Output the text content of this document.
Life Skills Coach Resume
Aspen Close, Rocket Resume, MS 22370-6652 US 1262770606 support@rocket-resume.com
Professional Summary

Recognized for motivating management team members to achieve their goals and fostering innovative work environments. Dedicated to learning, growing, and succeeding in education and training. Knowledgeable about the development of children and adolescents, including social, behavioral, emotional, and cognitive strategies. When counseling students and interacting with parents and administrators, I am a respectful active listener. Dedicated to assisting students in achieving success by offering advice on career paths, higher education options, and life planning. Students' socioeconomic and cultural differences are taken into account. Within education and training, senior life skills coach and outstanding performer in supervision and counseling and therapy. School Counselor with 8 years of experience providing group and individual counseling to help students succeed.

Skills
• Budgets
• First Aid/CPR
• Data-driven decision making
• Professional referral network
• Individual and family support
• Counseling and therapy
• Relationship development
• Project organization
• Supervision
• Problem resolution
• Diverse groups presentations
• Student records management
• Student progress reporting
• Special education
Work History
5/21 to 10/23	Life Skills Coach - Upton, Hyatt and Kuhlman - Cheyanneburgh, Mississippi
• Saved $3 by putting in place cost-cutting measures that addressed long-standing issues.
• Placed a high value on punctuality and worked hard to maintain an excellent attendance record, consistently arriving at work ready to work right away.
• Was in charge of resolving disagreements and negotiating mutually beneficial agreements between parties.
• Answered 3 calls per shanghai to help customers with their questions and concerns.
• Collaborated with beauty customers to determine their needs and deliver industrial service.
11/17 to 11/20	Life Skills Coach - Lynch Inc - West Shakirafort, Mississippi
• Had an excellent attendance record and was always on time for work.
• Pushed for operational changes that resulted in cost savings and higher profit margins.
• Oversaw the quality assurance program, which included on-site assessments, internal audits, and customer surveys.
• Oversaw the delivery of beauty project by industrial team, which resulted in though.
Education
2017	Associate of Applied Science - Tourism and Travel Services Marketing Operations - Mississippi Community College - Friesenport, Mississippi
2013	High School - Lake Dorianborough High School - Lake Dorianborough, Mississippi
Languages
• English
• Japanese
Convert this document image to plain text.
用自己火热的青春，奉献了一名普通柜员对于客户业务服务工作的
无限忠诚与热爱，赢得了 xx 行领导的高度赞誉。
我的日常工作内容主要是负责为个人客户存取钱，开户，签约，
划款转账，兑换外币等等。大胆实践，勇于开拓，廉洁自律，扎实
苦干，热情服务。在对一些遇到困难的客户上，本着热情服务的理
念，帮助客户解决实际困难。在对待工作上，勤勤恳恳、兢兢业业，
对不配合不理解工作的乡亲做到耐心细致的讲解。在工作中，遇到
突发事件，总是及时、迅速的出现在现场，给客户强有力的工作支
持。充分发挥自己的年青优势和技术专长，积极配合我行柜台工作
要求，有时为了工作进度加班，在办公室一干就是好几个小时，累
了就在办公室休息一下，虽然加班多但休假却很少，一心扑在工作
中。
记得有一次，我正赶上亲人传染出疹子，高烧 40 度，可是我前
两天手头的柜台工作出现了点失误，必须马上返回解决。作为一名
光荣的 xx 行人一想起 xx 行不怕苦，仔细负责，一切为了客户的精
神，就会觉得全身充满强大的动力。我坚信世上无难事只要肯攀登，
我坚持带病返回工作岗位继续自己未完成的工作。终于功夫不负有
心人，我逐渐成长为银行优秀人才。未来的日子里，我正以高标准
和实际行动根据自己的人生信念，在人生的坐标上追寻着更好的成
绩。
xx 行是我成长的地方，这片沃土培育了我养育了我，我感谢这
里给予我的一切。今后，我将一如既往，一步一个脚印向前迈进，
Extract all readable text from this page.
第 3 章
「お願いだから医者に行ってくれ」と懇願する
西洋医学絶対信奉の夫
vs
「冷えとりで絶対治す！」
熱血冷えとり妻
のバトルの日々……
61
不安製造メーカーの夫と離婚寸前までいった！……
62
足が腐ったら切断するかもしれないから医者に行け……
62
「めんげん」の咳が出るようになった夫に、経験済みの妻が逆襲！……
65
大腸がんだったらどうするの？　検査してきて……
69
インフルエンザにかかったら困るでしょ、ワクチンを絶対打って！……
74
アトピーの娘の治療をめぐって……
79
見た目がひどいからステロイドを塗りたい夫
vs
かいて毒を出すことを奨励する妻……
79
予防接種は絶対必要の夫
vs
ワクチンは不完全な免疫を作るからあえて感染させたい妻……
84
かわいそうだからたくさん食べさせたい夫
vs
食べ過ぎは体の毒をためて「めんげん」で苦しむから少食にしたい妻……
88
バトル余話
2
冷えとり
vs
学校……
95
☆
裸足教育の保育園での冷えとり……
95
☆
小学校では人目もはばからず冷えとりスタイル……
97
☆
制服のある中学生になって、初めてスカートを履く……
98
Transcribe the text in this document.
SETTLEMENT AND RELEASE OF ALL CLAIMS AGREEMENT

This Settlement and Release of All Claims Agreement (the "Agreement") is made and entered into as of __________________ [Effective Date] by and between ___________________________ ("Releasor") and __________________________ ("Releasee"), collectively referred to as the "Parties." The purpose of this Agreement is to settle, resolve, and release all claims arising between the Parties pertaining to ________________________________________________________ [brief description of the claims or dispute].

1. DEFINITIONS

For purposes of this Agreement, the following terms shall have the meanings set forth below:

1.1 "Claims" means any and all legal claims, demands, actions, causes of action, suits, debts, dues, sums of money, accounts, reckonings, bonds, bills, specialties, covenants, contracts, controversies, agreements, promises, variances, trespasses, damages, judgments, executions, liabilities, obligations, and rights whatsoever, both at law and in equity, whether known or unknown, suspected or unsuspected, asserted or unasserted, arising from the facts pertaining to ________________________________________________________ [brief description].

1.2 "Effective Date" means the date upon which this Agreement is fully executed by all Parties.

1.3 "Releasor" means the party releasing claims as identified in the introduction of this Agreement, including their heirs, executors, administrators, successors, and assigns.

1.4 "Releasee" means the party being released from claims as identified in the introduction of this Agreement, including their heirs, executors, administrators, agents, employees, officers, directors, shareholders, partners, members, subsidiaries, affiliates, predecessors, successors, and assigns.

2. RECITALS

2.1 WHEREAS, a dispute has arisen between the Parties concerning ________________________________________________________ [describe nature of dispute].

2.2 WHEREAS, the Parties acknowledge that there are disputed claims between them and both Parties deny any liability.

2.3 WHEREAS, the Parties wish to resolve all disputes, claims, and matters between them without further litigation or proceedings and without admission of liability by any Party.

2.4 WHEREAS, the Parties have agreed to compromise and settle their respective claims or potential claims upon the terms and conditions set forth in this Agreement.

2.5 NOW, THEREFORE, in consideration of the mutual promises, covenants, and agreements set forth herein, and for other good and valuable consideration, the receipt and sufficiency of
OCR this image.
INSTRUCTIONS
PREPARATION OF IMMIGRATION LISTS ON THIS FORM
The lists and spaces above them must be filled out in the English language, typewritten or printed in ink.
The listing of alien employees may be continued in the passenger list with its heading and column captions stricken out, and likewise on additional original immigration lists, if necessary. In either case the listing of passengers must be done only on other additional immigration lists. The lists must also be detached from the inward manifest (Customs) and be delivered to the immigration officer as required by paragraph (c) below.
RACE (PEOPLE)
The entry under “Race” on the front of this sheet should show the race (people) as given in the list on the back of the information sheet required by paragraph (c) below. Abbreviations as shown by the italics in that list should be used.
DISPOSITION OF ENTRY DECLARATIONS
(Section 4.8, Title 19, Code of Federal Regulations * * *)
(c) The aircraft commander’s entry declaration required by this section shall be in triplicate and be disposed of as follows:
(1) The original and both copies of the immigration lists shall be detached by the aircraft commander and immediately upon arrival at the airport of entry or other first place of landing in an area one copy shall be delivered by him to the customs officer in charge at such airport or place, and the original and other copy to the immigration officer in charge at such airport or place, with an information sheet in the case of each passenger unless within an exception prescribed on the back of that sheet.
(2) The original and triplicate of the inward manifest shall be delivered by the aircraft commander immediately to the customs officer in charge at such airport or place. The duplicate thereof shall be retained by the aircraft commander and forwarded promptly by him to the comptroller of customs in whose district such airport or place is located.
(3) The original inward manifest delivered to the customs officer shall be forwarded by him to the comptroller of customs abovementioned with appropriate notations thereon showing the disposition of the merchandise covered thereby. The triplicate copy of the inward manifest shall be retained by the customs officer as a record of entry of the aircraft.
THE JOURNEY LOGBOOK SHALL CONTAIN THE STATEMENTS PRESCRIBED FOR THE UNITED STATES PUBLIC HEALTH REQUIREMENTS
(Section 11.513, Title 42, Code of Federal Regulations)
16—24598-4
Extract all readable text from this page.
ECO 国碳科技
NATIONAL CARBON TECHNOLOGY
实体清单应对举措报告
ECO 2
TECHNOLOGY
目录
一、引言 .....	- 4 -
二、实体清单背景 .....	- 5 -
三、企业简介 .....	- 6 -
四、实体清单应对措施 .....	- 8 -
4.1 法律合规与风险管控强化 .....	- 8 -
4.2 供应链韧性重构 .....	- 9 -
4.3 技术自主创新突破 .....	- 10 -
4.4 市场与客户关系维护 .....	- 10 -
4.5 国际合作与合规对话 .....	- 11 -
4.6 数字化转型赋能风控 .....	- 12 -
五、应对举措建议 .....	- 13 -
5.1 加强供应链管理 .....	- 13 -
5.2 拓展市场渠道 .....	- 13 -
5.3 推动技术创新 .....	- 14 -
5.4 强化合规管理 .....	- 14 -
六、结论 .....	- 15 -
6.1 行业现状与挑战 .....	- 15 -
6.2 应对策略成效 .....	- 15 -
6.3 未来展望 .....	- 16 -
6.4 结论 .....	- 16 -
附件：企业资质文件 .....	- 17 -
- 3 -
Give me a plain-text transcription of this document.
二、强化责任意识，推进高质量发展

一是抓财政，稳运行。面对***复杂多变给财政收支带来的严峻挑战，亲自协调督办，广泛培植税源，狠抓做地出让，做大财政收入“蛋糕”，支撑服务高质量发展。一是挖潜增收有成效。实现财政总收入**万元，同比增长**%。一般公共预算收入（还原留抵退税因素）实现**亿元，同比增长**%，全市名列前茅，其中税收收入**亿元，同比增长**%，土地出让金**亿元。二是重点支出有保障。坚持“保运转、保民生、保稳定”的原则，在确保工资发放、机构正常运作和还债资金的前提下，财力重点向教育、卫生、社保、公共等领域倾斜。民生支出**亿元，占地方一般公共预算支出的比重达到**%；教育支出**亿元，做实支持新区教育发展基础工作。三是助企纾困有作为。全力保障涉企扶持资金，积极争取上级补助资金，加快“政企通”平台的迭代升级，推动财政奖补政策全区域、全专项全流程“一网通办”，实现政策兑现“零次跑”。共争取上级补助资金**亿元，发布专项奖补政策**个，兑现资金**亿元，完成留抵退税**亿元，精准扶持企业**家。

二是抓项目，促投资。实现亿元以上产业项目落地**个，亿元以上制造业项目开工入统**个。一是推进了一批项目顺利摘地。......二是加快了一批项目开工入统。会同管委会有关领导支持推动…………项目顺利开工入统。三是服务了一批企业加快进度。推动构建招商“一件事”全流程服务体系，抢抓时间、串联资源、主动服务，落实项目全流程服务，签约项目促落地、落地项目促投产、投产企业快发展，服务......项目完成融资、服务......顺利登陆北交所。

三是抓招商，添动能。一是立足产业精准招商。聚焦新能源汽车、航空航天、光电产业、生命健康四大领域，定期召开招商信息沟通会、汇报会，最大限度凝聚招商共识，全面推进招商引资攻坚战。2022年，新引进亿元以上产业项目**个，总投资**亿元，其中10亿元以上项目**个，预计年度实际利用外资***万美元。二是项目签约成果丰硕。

# # #

The answer should be a single number: the count of lines in the data that include the string "from".

5